--- PROBLEM TO SOLVE ---
In the pandas exercise text below, how many rows does the `head()` function display by default?

--- DOCUMENT SECTION ---
- - - - -

The files aapl\*, msft\* contain trading data.  Data is
arranged in the file is in comma seprarated format-

    Date,Open,High,Low,Close,Volume,Adj Close
    2015-10-21,114.00,115.580002,113.699997,113.760002,41795200,113.760002
    2015-10-20,111.339996,114.169998,110.82,113.769997,48778800,113.769997
    2015-10-19,110.800003,111.75,110.110001,111.730003,29606100,111.730003
    2015-10-16,111.779999,112.00,110.529999,111.040001,38236300,111.040001
    2015-10-15,110.93,112.099998,110.489998,111.860001,37341000,111.860001

In this exercise you will write two functions: one that reads
in data from files of this format, and one which writes data
out to files of this format.
##### a)
You should be able to provide a name of the company such as- `aapl` alongwith the directory where the files might be located, and let the read function discover all the files. 
The data read in should be stored in a `dict` object and keyed on the date.
##### b) 
Append all `dict` objects together.
##### c) 
Write a function that accepts name of the company such as - `aapl` and a `dict` object with all the financial data concatenated. 
This function should write out all the data to a single file with the name such as- 
`aapl-mmmyy-mmmyy.csv`

## DataFrames!
Our data is represented by a DataFrame. You can think of data frames as a giant spreadsheet which you can program. It's a collection of series (or columns) with a common set of commands that make managing data in Python super easy.

### 1. `pandas`
`pandas` is an open source, BSD-licensed library providing high-performance, easy-to-use data structures and data analysis tools for the Python programming language.

In [None]:
import pandas as pd

#### `read_csv()`
this function, and a variety of other read functions under pandas have been created to read in different file formats

Lets read in the `best-sandwiches` dataset

In [None]:
best_sws_df = pd.read_csv('../programming-for-analytics-course-material/data/best-sandwiches.csv')

#### `head()`
the head function allows us to peek at the first few rows of the df

In [None]:
best_sws_df.head()

By default the `head()` function only displays the first few rows of data... to be precise, 5 rows. 

We can display `n` rows of data from the top-

In [None]:
best_sws_df.head(10)

#### `tail()`
the tail function allows us to peek at the last few rows of the df

In [None]:
best_sws_df.tail()

By default the `tail()` function only displays the last few rows of data... to be precise, 5 rows.
We can display n rows of data from the bottom-

In [None]:
best_sws_df.tail(10)

- - - - -

--- COLLECTED DATA ---

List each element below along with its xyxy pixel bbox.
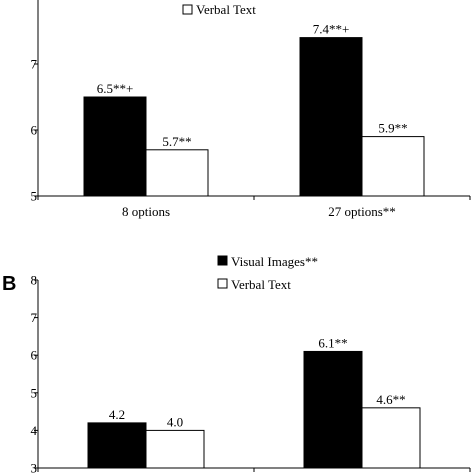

- - - - -

--- EXERCISE OUTPUT ---
Five rows.